_Set task_: Return every record below exactly as written, omitting any pictures.

_Material supplied_:
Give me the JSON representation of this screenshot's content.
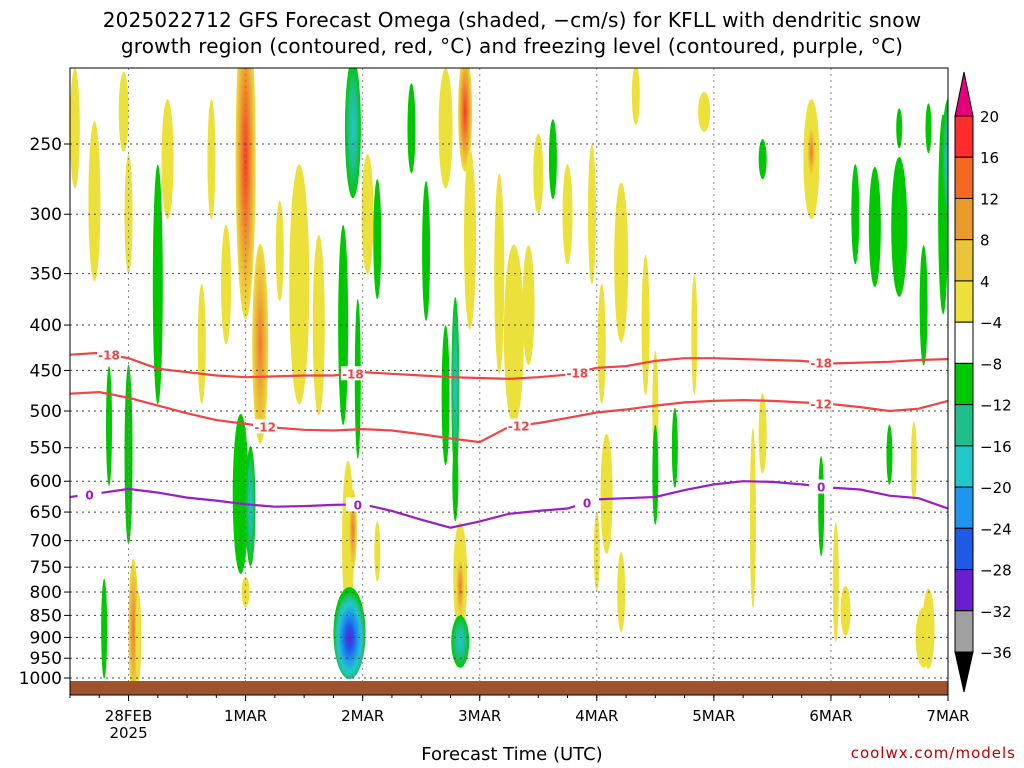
{
  "title_line1": "2025022712 GFS Forecast Omega (shaded, −cm/s) for KFLL with dendritic snow",
  "title_line2": "growth region (contoured, red, °C) and freezing level (contoured, purple, °C)",
  "xlabel": "Forecast Time (UTC)",
  "credit": "coolwx.com/models",
  "chart_data": {
    "type": "heatmap",
    "y_axis": {
      "label": "",
      "scale": "log-pressure",
      "reversed": true,
      "range_hpa": [
        1030,
        200
      ],
      "ticks": [
        250,
        300,
        350,
        400,
        450,
        500,
        550,
        600,
        650,
        700,
        750,
        800,
        850,
        900,
        950,
        1000
      ]
    },
    "x_axis": {
      "label": "Forecast Time (UTC)",
      "ticks": [
        {
          "label": "28FEB",
          "sublabel": "2025",
          "hours": 12
        },
        {
          "label": "1MAR",
          "sublabel": "",
          "hours": 36
        },
        {
          "label": "2MAR",
          "sublabel": "",
          "hours": 60
        },
        {
          "label": "3MAR",
          "sublabel": "",
          "hours": 84
        },
        {
          "label": "4MAR",
          "sublabel": "",
          "hours": 108
        },
        {
          "label": "5MAR",
          "sublabel": "",
          "hours": 132
        },
        {
          "label": "6MAR",
          "sublabel": "",
          "hours": 156
        },
        {
          "label": "7MAR",
          "sublabel": "",
          "hours": 180
        }
      ],
      "range_hours": [
        0,
        180
      ]
    },
    "grid": true,
    "colorbar": {
      "position": "right",
      "labels": [
        "20",
        "16",
        "12",
        "8",
        "4",
        "−4",
        "−8",
        "−12",
        "−16",
        "−20",
        "−24",
        "−28",
        "−32",
        "−36"
      ],
      "colors": [
        "#ff2d2d",
        "#f26a22",
        "#e89a2c",
        "#ecc43a",
        "#ece13a",
        "#ffffff",
        "#00c800",
        "#1fbe8a",
        "#22c8c8",
        "#1e96f0",
        "#1e5ae6",
        "#6a1ecf",
        "#9a14b4",
        "#a0a0a0"
      ],
      "over_color": "#e6007a",
      "under_color": "#000000"
    },
    "contours": [
      {
        "name": "-18",
        "color": "#f04444",
        "label_hours": [
          8,
          58,
          104,
          154
        ],
        "points": [
          [
            0,
            432
          ],
          [
            6,
            430
          ],
          [
            12,
            436
          ],
          [
            18,
            448
          ],
          [
            24,
            452
          ],
          [
            30,
            456
          ],
          [
            36,
            458
          ],
          [
            42,
            457
          ],
          [
            48,
            456
          ],
          [
            54,
            456
          ],
          [
            60,
            452
          ],
          [
            66,
            454
          ],
          [
            72,
            456
          ],
          [
            78,
            458
          ],
          [
            84,
            459
          ],
          [
            90,
            460
          ],
          [
            96,
            458
          ],
          [
            102,
            455
          ],
          [
            108,
            447
          ],
          [
            114,
            445
          ],
          [
            120,
            439
          ],
          [
            126,
            436
          ],
          [
            132,
            436
          ],
          [
            138,
            437
          ],
          [
            144,
            438
          ],
          [
            150,
            439
          ],
          [
            156,
            442
          ],
          [
            162,
            441
          ],
          [
            168,
            440
          ],
          [
            174,
            438
          ],
          [
            180,
            437
          ]
        ]
      },
      {
        "name": "-12",
        "color": "#f04444",
        "label_hours": [
          40,
          92,
          154
        ],
        "points": [
          [
            0,
            478
          ],
          [
            6,
            476
          ],
          [
            12,
            483
          ],
          [
            18,
            493
          ],
          [
            24,
            503
          ],
          [
            30,
            512
          ],
          [
            36,
            517
          ],
          [
            42,
            522
          ],
          [
            48,
            525
          ],
          [
            54,
            526
          ],
          [
            60,
            524
          ],
          [
            66,
            526
          ],
          [
            72,
            531
          ],
          [
            78,
            537
          ],
          [
            84,
            542
          ],
          [
            90,
            521
          ],
          [
            96,
            516
          ],
          [
            102,
            509
          ],
          [
            108,
            502
          ],
          [
            114,
            498
          ],
          [
            120,
            493
          ],
          [
            126,
            489
          ],
          [
            132,
            487
          ],
          [
            138,
            486
          ],
          [
            144,
            487
          ],
          [
            150,
            489
          ],
          [
            156,
            491
          ],
          [
            162,
            495
          ],
          [
            168,
            500
          ],
          [
            174,
            497
          ],
          [
            180,
            487
          ]
        ]
      },
      {
        "name": "0",
        "color": "#9a1ec8",
        "label_hours": [
          4,
          59,
          106,
          154
        ],
        "points": [
          [
            0,
            625
          ],
          [
            6,
            619
          ],
          [
            12,
            612
          ],
          [
            18,
            618
          ],
          [
            24,
            626
          ],
          [
            30,
            631
          ],
          [
            36,
            637
          ],
          [
            42,
            641
          ],
          [
            48,
            640
          ],
          [
            54,
            638
          ],
          [
            60,
            637
          ],
          [
            66,
            648
          ],
          [
            72,
            663
          ],
          [
            78,
            677
          ],
          [
            84,
            666
          ],
          [
            90,
            653
          ],
          [
            96,
            648
          ],
          [
            102,
            644
          ],
          [
            108,
            629
          ],
          [
            114,
            627
          ],
          [
            120,
            625
          ],
          [
            126,
            614
          ],
          [
            132,
            605
          ],
          [
            138,
            600
          ],
          [
            144,
            601
          ],
          [
            150,
            605
          ],
          [
            156,
            610
          ],
          [
            162,
            613
          ],
          [
            168,
            623
          ],
          [
            174,
            627
          ],
          [
            180,
            644
          ]
        ]
      }
    ]
  }
}
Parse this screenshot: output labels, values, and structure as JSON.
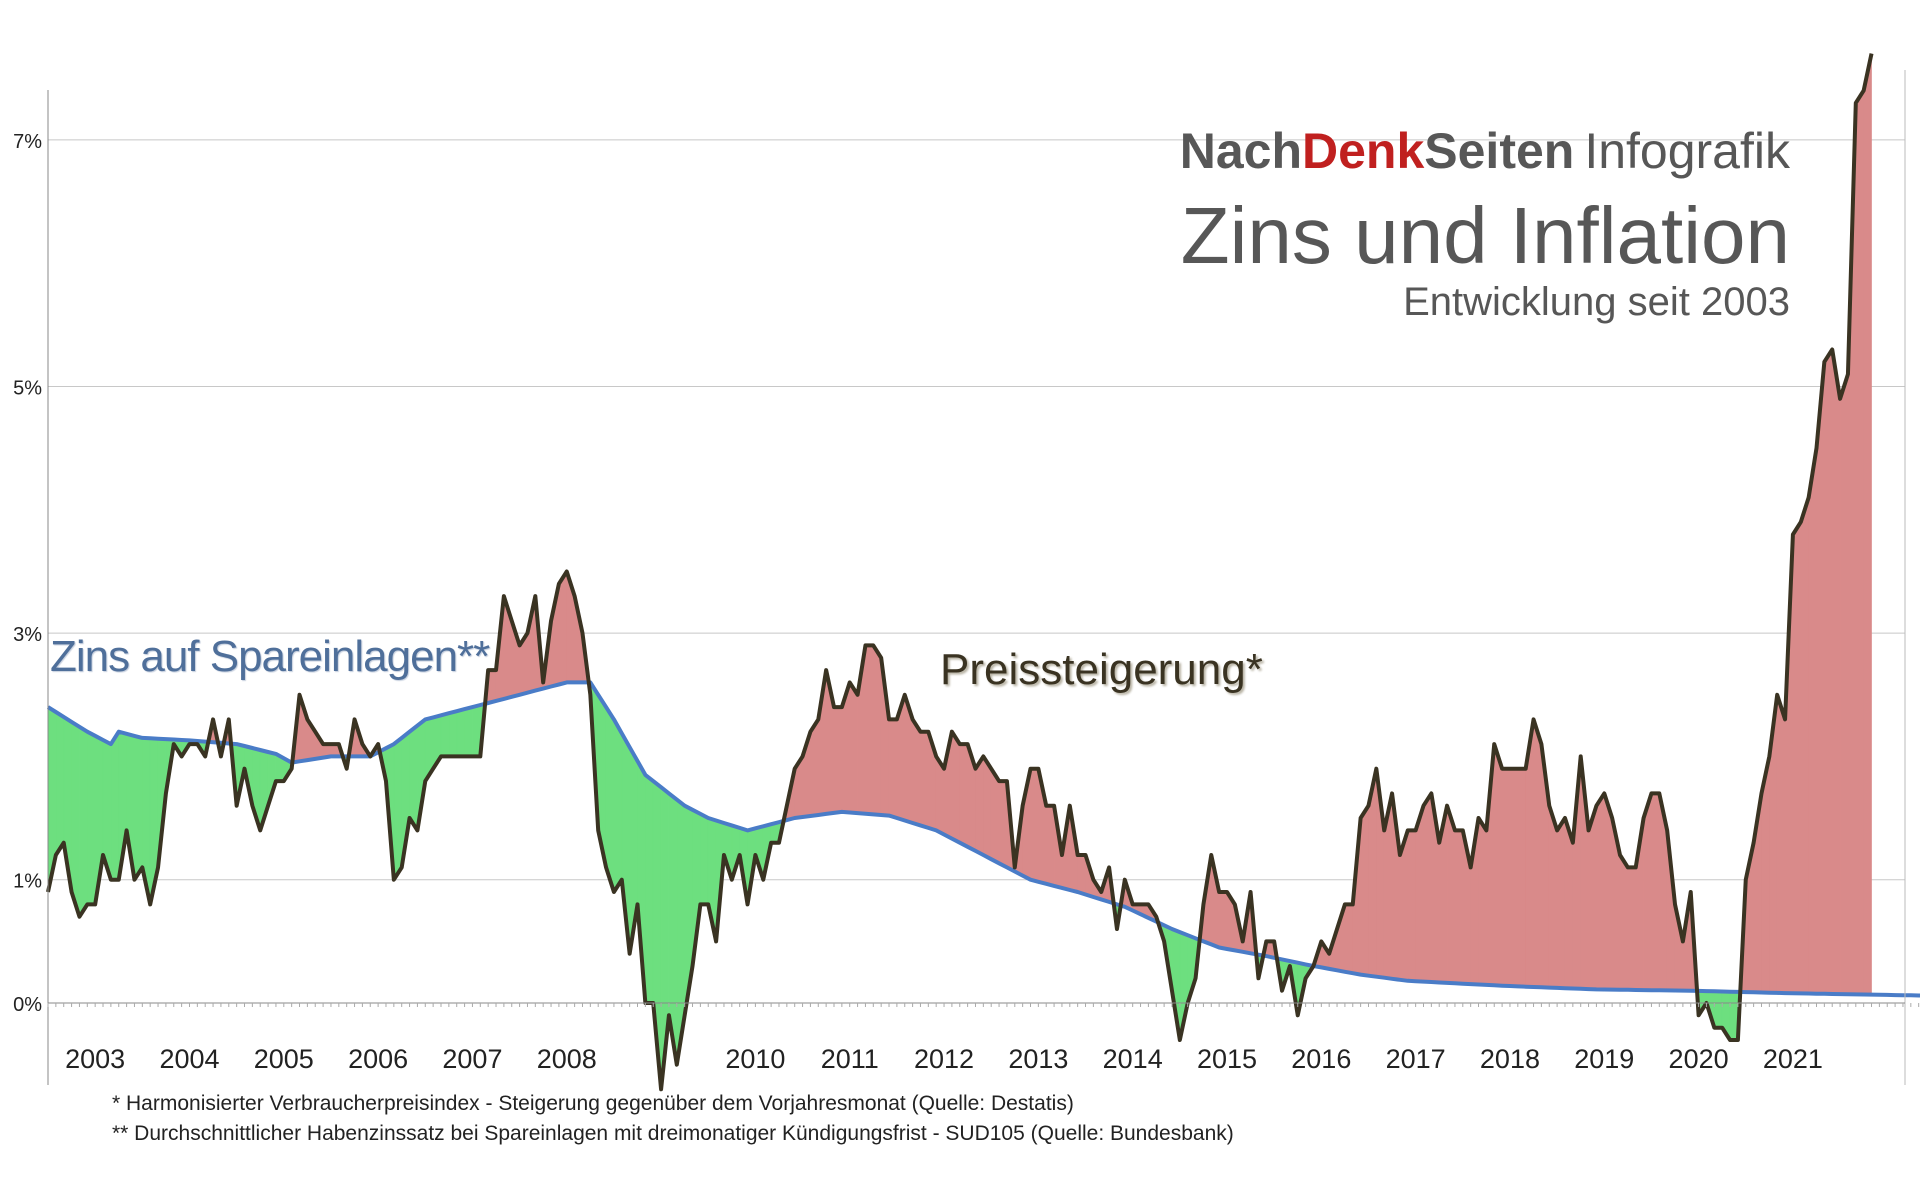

_Full response_:
Give me the JSON representation of this screenshot's content.
{
  "title_line1": "2025022712 GFS Forecast Omega (shaded, −cm/s) for KFLL with dendritic snow",
  "title_line2": "growth region (contoured, red, °C) and freezing level (contoured, purple, °C)",
  "xlabel": "Forecast Time (UTC)",
  "credit": "coolwx.com/models",
  "chart_data": {
    "type": "heatmap",
    "y_axis": {
      "label": "",
      "scale": "log-pressure",
      "reversed": true,
      "range_hpa": [
        1030,
        200
      ],
      "ticks": [
        250,
        300,
        350,
        400,
        450,
        500,
        550,
        600,
        650,
        700,
        750,
        800,
        850,
        900,
        950,
        1000
      ]
    },
    "x_axis": {
      "label": "Forecast Time (UTC)",
      "ticks": [
        {
          "label": "28FEB",
          "sublabel": "2025",
          "hours": 12
        },
        {
          "label": "1MAR",
          "sublabel": "",
          "hours": 36
        },
        {
          "label": "2MAR",
          "sublabel": "",
          "hours": 60
        },
        {
          "label": "3MAR",
          "sublabel": "",
          "hours": 84
        },
        {
          "label": "4MAR",
          "sublabel": "",
          "hours": 108
        },
        {
          "label": "5MAR",
          "sublabel": "",
          "hours": 132
        },
        {
          "label": "6MAR",
          "sublabel": "",
          "hours": 156
        },
        {
          "label": "7MAR",
          "sublabel": "",
          "hours": 180
        }
      ],
      "range_hours": [
        0,
        180
      ]
    },
    "grid": true,
    "colorbar": {
      "position": "right",
      "labels": [
        "20",
        "16",
        "12",
        "8",
        "4",
        "−4",
        "−8",
        "−12",
        "−16",
        "−20",
        "−24",
        "−28",
        "−32",
        "−36"
      ],
      "colors": [
        "#ff2d2d",
        "#f26a22",
        "#e89a2c",
        "#ecc43a",
        "#ece13a",
        "#ffffff",
        "#00c800",
        "#1fbe8a",
        "#22c8c8",
        "#1e96f0",
        "#1e5ae6",
        "#6a1ecf",
        "#9a14b4",
        "#a0a0a0"
      ],
      "over_color": "#e6007a",
      "under_color": "#000000"
    },
    "contours": [
      {
        "name": "-18",
        "color": "#f04444",
        "label_hours": [
          8,
          58,
          104,
          154
        ],
        "points": [
          [
            0,
            432
          ],
          [
            6,
            430
          ],
          [
            12,
            436
          ],
          [
            18,
            448
          ],
          [
            24,
            452
          ],
          [
            30,
            456
          ],
          [
            36,
            458
          ],
          [
            42,
            457
          ],
          [
            48,
            456
          ],
          [
            54,
            456
          ],
          [
            60,
            452
          ],
          [
            66,
            454
          ],
          [
            72,
            456
          ],
          [
            78,
            458
          ],
          [
            84,
            459
          ],
          [
            90,
            460
          ],
          [
            96,
            458
          ],
          [
            102,
            455
          ],
          [
            108,
            447
          ],
          [
            114,
            445
          ],
          [
            120,
            439
          ],
          [
            126,
            436
          ],
          [
            132,
            436
          ],
          [
            138,
            437
          ],
          [
            144,
            438
          ],
          [
            150,
            439
          ],
          [
            156,
            442
          ],
          [
            162,
            441
          ],
          [
            168,
            440
          ],
          [
            174,
            438
          ],
          [
            180,
            437
          ]
        ]
      },
      {
        "name": "-12",
        "color": "#f04444",
        "label_hours": [
          40,
          92,
          154
        ],
        "points": [
          [
            0,
            478
          ],
          [
            6,
            476
          ],
          [
            12,
            483
          ],
          [
            18,
            493
          ],
          [
            24,
            503
          ],
          [
            30,
            512
          ],
          [
            36,
            517
          ],
          [
            42,
            522
          ],
          [
            48,
            525
          ],
          [
            54,
            526
          ],
          [
            60,
            524
          ],
          [
            66,
            526
          ],
          [
            72,
            531
          ],
          [
            78,
            537
          ],
          [
            84,
            542
          ],
          [
            90,
            521
          ],
          [
            96,
            516
          ],
          [
            102,
            509
          ],
          [
            108,
            502
          ],
          [
            114,
            498
          ],
          [
            120,
            493
          ],
          [
            126,
            489
          ],
          [
            132,
            487
          ],
          [
            138,
            486
          ],
          [
            144,
            487
          ],
          [
            150,
            489
          ],
          [
            156,
            491
          ],
          [
            162,
            495
          ],
          [
            168,
            500
          ],
          [
            174,
            497
          ],
          [
            180,
            487
          ]
        ]
      },
      {
        "name": "0",
        "color": "#9a1ec8",
        "label_hours": [
          4,
          59,
          106,
          154
        ],
        "points": [
          [
            0,
            625
          ],
          [
            6,
            619
          ],
          [
            12,
            612
          ],
          [
            18,
            618
          ],
          [
            24,
            626
          ],
          [
            30,
            631
          ],
          [
            36,
            637
          ],
          [
            42,
            641
          ],
          [
            48,
            640
          ],
          [
            54,
            638
          ],
          [
            60,
            637
          ],
          [
            66,
            648
          ],
          [
            72,
            663
          ],
          [
            78,
            677
          ],
          [
            84,
            666
          ],
          [
            90,
            653
          ],
          [
            96,
            648
          ],
          [
            102,
            644
          ],
          [
            108,
            629
          ],
          [
            114,
            627
          ],
          [
            120,
            625
          ],
          [
            126,
            614
          ],
          [
            132,
            605
          ],
          [
            138,
            600
          ],
          [
            144,
            601
          ],
          [
            150,
            605
          ],
          [
            156,
            610
          ],
          [
            162,
            613
          ],
          [
            168,
            623
          ],
          [
            174,
            627
          ],
          [
            180,
            644
          ]
        ]
      }
    ]
  }
}
Parse this screenshot: output labels, values, and structure as JSON.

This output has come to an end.